→ Description of the task
Pick out each line of the records that includes the string "text", and copy it.

→ Supplied data

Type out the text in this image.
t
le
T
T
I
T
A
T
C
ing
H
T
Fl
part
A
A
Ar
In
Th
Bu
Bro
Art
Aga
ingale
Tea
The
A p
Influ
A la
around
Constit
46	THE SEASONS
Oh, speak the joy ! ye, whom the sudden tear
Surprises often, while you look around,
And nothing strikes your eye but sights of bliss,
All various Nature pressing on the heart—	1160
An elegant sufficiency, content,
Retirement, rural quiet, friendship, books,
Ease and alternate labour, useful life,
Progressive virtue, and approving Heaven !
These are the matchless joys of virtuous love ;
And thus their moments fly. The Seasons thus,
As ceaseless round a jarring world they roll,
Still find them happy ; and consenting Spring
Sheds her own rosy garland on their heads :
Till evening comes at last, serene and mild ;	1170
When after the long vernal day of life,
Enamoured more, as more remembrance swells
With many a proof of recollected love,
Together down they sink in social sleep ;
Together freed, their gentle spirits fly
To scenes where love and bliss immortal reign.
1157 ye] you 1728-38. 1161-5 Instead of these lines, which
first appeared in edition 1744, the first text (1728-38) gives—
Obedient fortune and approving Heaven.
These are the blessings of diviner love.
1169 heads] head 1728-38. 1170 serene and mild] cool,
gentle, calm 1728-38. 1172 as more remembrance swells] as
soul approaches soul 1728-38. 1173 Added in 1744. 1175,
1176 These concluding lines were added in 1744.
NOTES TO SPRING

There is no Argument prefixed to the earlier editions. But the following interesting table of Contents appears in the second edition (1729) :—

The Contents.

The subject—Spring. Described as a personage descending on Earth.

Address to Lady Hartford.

→ Exercise result
Type out the text in this image.
first appeared in edition 1744, the first text (1728-38) gives—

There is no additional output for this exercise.